To do: Take each line containing "this" and report it exactly as written.

________

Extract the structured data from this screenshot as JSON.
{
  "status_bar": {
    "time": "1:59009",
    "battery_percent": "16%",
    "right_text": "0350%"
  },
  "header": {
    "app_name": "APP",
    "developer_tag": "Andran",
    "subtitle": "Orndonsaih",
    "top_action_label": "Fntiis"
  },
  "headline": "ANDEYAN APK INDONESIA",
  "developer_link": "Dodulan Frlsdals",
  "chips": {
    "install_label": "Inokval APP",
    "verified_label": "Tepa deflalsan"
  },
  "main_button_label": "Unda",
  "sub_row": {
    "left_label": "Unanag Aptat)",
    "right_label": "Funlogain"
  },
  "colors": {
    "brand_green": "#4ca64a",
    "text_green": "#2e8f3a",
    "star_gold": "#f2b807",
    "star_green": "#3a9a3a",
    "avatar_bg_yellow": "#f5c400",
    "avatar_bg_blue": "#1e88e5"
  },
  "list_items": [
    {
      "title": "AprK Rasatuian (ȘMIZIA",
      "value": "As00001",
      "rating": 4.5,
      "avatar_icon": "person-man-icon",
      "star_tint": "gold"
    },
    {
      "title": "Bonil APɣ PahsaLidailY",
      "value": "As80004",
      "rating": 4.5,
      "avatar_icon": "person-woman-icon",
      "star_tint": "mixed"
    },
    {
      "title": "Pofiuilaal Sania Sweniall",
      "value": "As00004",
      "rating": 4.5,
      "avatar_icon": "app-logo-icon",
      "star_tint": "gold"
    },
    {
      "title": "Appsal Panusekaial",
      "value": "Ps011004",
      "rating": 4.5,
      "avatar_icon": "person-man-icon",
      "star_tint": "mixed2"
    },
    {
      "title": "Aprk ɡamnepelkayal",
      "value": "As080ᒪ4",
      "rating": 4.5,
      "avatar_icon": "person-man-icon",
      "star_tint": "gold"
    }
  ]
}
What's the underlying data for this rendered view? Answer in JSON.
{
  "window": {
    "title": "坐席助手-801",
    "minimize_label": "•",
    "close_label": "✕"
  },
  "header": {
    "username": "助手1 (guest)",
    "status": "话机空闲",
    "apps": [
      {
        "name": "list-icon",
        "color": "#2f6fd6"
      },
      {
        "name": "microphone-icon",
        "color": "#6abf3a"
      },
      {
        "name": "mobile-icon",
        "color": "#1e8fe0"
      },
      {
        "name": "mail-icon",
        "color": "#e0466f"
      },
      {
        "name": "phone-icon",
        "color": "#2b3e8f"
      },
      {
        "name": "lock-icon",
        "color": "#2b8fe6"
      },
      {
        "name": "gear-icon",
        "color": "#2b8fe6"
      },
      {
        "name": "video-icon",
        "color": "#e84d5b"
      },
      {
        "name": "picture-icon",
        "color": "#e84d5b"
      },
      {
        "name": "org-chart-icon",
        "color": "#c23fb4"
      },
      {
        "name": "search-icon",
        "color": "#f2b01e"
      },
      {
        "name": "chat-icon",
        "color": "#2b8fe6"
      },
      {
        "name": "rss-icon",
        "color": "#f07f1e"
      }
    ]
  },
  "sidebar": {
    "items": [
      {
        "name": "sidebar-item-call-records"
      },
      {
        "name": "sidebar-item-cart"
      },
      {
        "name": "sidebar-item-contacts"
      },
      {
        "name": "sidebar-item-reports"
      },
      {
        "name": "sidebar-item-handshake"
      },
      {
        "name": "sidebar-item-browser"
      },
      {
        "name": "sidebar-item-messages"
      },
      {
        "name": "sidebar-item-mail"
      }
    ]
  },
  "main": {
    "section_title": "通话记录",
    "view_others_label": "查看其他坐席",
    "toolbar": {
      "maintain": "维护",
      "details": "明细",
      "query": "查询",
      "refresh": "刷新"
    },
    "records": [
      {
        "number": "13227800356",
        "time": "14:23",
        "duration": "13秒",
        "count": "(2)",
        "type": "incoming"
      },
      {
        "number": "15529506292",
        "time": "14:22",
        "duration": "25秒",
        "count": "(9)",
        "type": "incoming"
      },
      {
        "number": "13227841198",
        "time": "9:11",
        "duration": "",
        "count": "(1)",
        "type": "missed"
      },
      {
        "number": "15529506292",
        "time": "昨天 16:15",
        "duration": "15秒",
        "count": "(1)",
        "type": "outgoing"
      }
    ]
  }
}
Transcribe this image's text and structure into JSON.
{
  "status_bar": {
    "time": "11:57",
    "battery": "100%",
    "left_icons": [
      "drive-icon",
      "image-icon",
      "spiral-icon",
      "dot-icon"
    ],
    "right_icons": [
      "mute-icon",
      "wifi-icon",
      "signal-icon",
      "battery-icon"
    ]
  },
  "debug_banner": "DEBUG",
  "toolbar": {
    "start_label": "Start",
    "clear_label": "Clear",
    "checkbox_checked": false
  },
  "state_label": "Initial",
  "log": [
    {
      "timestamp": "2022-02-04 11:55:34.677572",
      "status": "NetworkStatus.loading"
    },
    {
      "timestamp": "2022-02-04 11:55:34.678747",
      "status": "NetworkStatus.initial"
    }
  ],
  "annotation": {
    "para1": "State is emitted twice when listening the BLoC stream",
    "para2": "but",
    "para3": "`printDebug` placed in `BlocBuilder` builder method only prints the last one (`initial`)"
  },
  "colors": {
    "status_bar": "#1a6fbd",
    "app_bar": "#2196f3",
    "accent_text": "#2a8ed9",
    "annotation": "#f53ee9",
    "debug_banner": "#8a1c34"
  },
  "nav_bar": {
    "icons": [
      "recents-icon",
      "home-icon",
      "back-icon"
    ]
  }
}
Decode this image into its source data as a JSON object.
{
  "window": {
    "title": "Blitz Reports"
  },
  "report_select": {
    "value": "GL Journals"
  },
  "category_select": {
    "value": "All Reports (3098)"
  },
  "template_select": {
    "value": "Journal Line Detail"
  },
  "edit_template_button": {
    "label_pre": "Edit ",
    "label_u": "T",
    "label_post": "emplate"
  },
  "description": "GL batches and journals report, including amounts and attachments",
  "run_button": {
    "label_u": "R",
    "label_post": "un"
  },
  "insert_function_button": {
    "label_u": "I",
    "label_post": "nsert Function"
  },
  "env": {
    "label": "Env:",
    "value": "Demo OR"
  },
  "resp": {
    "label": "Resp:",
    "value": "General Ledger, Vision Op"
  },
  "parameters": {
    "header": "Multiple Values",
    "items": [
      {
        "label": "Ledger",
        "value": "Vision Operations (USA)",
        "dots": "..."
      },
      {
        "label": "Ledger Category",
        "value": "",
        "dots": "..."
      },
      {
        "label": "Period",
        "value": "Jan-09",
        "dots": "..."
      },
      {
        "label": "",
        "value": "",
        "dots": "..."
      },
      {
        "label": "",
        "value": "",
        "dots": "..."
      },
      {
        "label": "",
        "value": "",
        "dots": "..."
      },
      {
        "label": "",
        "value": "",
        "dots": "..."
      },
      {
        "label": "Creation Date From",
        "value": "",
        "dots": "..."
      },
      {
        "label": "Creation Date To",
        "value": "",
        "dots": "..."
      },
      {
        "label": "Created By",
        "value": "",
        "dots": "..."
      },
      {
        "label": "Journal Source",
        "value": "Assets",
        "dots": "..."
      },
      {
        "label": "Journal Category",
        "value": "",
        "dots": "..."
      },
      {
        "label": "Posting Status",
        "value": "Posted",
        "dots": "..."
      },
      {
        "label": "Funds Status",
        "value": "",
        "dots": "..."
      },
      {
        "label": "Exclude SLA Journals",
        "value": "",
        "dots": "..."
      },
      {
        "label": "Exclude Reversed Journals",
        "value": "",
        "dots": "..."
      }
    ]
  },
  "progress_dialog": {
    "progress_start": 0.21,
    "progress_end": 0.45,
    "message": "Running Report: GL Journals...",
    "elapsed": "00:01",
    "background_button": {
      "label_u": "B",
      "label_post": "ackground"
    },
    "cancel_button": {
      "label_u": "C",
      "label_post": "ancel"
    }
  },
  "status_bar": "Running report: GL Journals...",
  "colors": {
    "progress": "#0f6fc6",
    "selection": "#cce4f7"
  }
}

________

Answer below:
Extract the structured data from this screenshot as JSON.
What's the underlying data for this rendered view? Answer in JSON.
Transcribe this image's text and structure into JSON.
Decode this image into its source data as a JSON object.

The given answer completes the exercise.